- ENTRIES SUPPLIED -
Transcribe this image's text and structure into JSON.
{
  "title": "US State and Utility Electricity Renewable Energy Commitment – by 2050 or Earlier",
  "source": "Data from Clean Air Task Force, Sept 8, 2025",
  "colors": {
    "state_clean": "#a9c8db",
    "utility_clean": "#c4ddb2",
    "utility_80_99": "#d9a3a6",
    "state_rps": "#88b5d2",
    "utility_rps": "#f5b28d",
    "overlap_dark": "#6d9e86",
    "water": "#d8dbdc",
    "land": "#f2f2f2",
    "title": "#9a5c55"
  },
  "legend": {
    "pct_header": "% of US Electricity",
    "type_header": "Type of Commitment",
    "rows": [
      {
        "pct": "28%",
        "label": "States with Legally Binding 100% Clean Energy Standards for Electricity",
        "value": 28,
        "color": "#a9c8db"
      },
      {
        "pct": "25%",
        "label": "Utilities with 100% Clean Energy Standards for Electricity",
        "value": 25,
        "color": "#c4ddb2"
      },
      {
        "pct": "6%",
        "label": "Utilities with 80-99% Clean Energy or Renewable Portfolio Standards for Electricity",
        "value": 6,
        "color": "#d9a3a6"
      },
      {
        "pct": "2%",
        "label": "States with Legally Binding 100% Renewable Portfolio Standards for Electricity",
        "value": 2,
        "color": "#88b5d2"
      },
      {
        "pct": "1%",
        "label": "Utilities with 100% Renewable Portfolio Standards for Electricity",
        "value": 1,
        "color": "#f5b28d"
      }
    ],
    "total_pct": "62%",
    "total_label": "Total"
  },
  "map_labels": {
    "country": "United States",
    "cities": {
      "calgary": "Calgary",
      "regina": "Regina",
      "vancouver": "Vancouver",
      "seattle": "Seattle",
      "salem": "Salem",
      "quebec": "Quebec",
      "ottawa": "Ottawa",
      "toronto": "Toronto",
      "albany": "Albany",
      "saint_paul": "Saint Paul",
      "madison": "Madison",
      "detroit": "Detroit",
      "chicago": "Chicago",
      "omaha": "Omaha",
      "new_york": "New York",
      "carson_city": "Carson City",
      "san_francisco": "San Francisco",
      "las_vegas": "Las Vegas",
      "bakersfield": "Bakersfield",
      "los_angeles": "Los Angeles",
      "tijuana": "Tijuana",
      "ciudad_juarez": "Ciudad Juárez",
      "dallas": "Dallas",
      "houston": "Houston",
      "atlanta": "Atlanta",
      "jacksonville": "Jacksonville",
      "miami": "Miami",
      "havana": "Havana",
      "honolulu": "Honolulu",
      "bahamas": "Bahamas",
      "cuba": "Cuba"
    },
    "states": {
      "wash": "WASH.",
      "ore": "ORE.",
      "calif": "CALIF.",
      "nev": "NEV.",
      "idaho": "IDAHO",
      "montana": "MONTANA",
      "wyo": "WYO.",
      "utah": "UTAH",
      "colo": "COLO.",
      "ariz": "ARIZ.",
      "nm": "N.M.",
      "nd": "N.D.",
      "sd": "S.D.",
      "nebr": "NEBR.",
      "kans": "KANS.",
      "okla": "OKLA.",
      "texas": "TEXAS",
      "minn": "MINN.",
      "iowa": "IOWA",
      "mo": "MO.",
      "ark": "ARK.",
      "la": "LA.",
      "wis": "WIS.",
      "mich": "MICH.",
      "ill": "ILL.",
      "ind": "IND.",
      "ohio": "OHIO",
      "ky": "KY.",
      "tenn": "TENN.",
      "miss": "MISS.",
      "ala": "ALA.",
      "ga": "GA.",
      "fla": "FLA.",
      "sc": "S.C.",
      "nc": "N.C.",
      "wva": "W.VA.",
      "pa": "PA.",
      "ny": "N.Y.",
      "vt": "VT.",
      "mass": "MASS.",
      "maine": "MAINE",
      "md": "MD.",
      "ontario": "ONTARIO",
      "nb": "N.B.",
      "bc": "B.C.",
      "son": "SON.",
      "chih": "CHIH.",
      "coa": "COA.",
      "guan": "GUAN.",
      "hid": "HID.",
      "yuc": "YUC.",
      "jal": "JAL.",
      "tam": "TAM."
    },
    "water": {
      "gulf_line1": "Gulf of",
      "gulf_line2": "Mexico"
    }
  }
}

- TASK STATEMENT -
Pull out every line holding "Energy" from the records above, and copy it.

- RESULT OF THE TASK -
  "title": "US State and Utility Electricity Renewable Energy Commitment – by 2050 or Earlier",
        "label": "States with Legally Binding 100% Clean Energy Standards for Electricity",
        "label": "Utilities with 100% Clean Energy Standards for Electricity",
        "label": "Utilities with 80-99% Clean Energy or Renewable Portfolio Standards for Electricity",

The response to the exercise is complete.